··· Provided records ···

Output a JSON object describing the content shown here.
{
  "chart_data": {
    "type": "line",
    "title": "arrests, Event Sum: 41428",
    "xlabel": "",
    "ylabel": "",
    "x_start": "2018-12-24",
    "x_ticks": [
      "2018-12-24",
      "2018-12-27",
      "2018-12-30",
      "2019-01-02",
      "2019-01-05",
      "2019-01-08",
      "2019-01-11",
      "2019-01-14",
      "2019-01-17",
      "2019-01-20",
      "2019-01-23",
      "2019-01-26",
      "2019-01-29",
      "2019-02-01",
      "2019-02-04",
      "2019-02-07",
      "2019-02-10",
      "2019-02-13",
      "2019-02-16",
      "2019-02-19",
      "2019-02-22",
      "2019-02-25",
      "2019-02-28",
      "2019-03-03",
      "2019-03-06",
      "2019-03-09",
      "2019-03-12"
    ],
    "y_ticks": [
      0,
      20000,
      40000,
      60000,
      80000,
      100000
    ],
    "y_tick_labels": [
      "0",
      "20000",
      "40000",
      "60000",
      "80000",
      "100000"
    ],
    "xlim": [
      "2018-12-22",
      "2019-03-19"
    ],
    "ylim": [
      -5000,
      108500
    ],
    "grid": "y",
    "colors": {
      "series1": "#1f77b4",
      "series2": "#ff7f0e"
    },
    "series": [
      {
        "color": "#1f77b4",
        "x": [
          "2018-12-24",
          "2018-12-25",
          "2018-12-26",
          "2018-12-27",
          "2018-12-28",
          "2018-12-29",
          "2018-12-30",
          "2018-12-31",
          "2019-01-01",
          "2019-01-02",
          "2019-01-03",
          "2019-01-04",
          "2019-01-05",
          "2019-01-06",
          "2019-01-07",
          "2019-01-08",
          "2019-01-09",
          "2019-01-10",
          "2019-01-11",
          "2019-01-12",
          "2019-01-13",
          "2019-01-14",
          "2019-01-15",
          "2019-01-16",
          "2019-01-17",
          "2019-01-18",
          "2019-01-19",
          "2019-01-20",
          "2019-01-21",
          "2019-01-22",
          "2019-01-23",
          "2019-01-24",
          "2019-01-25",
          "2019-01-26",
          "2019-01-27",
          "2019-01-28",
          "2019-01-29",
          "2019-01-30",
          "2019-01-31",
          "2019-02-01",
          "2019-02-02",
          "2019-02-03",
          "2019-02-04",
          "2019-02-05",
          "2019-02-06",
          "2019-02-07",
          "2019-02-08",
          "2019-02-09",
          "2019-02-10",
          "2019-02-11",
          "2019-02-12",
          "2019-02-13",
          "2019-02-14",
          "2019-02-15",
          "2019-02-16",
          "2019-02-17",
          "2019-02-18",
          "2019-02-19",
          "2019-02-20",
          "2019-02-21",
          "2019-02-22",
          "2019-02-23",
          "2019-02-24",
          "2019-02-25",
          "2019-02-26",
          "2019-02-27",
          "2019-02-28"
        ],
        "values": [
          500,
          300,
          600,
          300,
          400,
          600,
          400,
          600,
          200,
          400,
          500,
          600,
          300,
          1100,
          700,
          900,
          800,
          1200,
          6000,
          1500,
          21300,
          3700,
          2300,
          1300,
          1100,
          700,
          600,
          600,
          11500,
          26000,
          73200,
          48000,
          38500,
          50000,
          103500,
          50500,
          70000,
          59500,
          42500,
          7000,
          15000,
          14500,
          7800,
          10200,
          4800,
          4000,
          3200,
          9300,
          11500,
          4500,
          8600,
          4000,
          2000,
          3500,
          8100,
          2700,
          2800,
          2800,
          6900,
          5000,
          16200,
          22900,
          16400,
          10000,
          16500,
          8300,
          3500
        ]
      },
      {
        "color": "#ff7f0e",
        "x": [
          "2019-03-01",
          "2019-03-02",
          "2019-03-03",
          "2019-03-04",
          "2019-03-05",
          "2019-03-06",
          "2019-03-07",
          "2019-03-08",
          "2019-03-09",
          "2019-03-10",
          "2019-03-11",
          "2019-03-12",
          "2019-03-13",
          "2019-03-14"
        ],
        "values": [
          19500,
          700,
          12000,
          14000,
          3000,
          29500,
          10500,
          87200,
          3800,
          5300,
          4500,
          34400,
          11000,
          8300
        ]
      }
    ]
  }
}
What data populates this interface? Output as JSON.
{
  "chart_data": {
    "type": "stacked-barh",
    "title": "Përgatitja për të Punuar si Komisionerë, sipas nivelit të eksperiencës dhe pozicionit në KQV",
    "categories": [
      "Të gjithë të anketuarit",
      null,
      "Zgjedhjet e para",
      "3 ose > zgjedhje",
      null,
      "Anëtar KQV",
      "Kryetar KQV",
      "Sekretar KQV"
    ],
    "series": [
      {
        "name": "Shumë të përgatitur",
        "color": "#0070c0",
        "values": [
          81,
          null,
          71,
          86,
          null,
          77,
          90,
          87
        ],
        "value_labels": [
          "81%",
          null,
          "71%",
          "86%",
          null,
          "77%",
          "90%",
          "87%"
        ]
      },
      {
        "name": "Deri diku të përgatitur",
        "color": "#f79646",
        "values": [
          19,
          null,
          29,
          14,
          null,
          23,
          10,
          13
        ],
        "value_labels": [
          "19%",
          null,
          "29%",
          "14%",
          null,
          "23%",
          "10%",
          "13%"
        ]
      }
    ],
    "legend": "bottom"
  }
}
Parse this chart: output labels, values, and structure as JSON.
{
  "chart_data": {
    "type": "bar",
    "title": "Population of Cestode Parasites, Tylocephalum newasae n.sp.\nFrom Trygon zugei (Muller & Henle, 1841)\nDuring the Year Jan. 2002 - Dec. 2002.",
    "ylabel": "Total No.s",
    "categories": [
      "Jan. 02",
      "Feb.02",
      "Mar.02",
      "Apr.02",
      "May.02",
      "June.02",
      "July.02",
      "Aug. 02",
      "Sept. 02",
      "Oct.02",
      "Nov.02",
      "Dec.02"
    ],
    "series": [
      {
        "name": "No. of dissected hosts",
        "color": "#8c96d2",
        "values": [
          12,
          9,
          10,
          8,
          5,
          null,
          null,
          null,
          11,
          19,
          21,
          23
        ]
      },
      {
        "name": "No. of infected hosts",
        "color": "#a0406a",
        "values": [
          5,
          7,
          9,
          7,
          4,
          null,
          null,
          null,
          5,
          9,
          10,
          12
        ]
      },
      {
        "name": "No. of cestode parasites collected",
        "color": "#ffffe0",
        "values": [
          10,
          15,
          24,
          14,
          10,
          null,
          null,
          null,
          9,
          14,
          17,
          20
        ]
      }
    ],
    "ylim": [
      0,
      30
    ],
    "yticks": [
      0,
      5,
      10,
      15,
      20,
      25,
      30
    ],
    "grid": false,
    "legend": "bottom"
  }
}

···

Copy each line containing the word "type" from the data.

— Correct result —
    "type": "line",
    "type": "stacked-barh",
    "type": "bar",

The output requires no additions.